**Task to complete**
Find all lines in the records that include the word "положению", and copy them out.

**The records**
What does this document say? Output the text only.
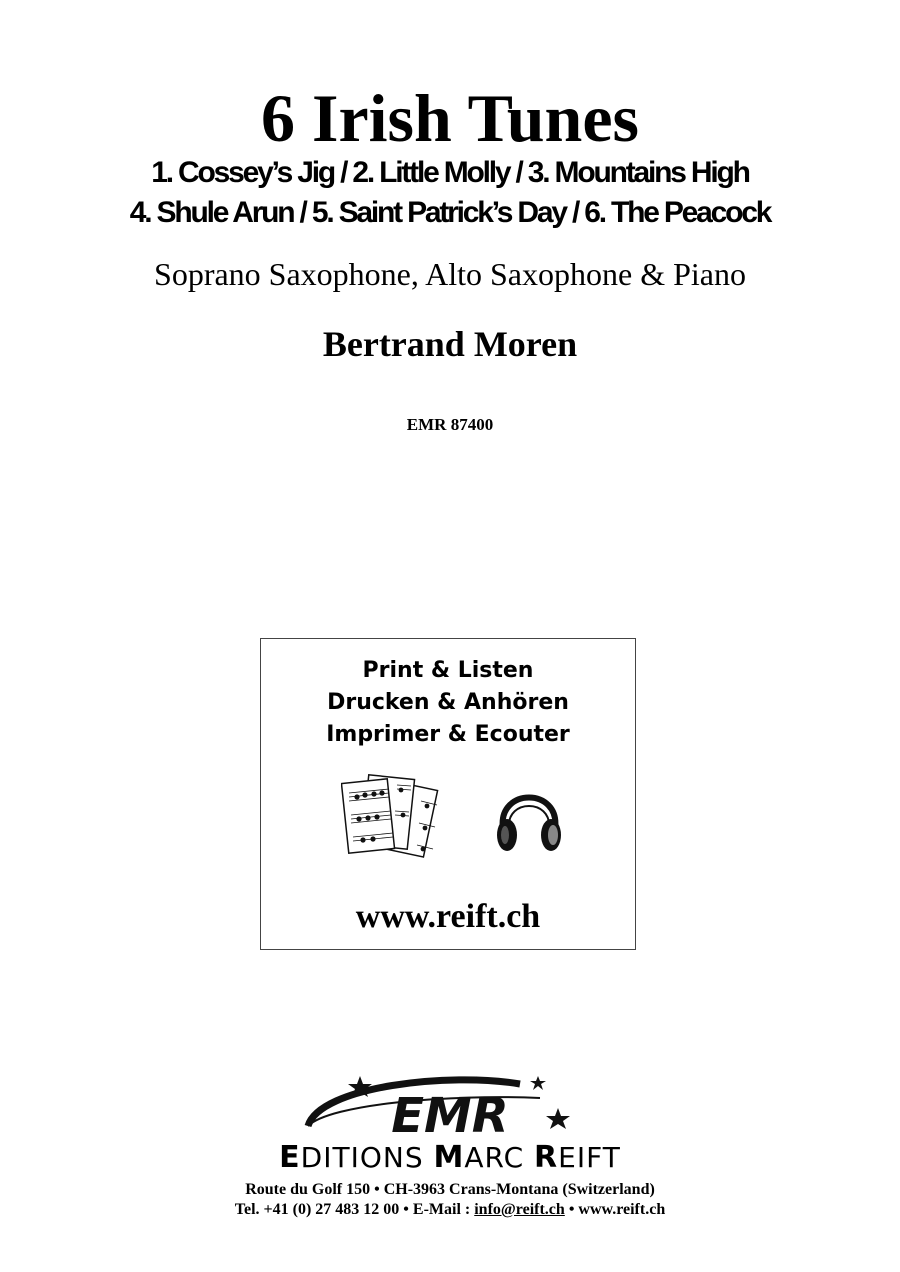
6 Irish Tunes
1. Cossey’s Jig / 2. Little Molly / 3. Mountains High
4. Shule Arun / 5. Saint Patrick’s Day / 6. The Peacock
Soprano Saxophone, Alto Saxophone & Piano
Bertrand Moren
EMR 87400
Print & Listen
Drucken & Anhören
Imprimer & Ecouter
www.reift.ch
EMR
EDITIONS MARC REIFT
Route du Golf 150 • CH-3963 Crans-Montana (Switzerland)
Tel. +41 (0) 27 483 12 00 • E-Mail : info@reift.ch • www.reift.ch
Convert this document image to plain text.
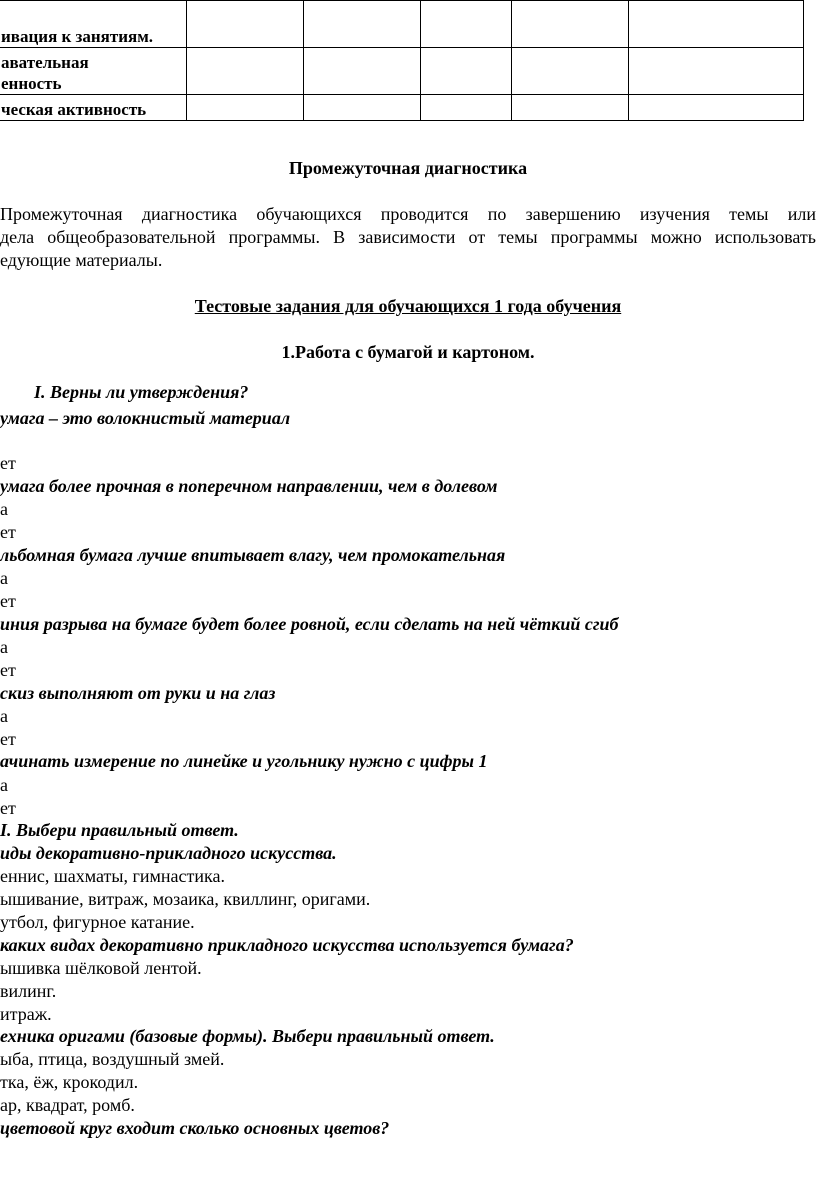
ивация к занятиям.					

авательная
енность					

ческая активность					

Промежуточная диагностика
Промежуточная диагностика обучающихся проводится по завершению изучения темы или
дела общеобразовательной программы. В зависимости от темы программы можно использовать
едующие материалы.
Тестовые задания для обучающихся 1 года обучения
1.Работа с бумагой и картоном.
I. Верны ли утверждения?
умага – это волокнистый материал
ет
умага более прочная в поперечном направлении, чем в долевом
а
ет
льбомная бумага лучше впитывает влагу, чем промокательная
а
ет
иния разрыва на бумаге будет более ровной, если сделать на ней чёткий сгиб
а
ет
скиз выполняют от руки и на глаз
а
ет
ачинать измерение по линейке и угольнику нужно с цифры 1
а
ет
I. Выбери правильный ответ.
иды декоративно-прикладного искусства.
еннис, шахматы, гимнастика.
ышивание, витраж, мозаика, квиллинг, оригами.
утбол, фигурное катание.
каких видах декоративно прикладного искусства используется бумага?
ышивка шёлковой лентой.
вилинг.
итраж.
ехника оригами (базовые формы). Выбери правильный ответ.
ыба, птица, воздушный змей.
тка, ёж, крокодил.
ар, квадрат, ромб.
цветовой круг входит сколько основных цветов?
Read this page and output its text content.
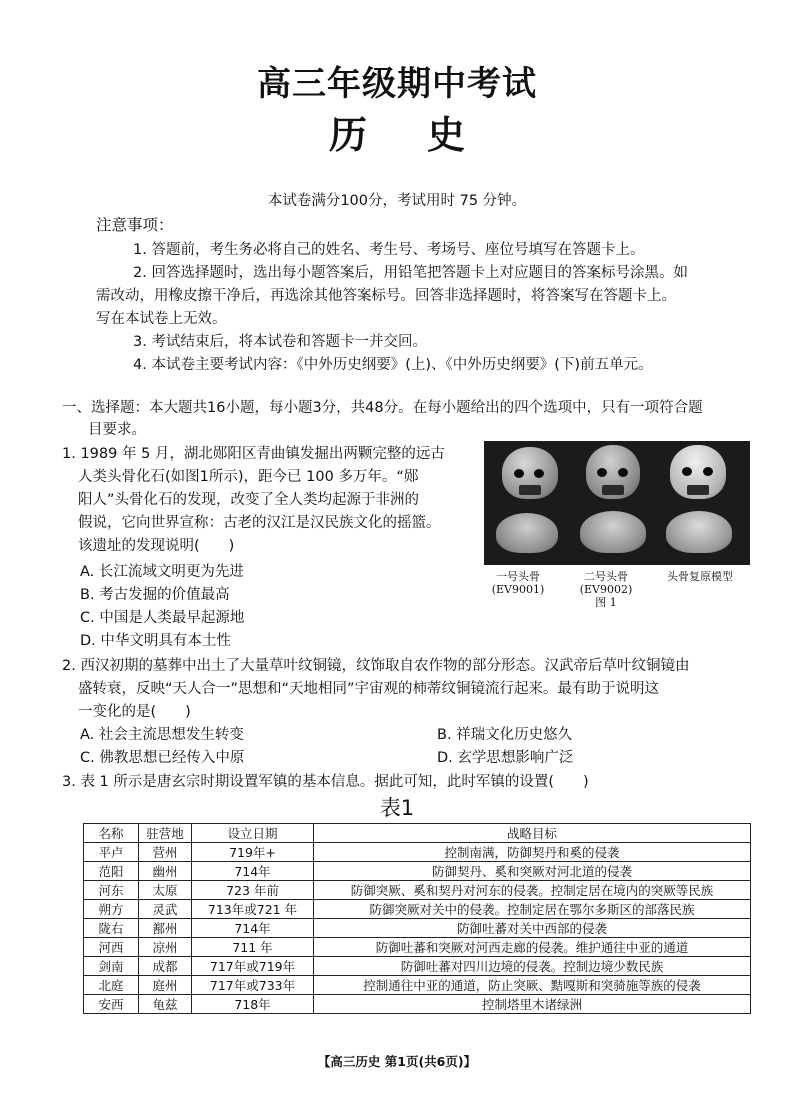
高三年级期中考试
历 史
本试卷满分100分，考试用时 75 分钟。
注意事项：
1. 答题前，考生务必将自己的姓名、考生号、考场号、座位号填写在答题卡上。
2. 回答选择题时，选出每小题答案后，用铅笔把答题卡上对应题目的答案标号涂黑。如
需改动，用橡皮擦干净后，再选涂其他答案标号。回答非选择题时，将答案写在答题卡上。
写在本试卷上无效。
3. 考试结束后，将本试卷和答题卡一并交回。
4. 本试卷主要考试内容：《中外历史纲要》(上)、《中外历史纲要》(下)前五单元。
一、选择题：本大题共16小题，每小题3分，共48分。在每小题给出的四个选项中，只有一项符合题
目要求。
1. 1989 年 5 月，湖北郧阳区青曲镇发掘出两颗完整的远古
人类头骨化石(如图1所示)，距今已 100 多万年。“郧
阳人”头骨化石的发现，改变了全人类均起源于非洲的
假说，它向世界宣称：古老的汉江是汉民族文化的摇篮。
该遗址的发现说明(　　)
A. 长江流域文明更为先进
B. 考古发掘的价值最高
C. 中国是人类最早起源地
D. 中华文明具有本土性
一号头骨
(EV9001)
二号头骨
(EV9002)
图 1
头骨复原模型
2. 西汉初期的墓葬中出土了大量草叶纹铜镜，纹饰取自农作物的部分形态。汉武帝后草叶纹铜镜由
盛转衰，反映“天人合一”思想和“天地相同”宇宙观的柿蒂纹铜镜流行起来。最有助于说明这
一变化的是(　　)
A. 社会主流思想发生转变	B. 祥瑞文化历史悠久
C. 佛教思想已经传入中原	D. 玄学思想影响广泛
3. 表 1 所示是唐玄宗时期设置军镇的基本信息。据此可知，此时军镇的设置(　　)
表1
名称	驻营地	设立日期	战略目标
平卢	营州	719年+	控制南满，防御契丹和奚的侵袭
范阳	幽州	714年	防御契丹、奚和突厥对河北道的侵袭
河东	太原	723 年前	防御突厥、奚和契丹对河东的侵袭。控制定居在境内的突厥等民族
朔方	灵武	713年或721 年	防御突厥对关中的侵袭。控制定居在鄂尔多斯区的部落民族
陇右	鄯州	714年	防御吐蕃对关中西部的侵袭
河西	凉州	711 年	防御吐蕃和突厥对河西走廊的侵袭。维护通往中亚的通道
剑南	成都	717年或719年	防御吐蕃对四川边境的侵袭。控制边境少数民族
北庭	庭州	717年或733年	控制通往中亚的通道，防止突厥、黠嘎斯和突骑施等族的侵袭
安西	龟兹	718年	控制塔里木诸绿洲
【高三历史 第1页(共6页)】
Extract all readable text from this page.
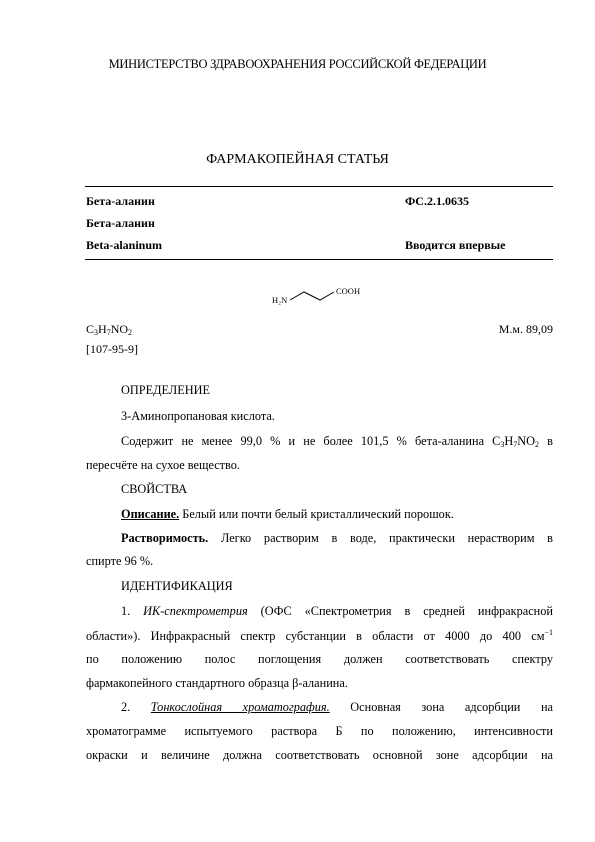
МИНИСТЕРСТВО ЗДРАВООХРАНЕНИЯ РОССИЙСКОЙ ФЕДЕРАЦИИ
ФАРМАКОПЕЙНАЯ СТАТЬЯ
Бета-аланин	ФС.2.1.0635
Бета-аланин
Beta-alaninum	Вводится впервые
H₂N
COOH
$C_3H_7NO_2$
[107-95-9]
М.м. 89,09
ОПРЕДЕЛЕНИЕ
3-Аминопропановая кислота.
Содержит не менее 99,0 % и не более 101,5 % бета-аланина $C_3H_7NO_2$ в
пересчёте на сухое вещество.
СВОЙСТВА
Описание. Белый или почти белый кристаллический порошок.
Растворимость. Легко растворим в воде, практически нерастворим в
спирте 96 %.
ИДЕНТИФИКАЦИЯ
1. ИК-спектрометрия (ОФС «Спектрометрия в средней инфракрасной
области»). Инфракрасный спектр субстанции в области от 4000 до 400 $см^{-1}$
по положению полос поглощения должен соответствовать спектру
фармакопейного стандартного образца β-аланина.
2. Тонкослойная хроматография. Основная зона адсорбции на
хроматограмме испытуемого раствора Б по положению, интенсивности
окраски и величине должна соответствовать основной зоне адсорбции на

**Response below**
по положению полос поглощения должен соответствовать спектру
хроматограмме испытуемого раствора Б по положению, интенсивности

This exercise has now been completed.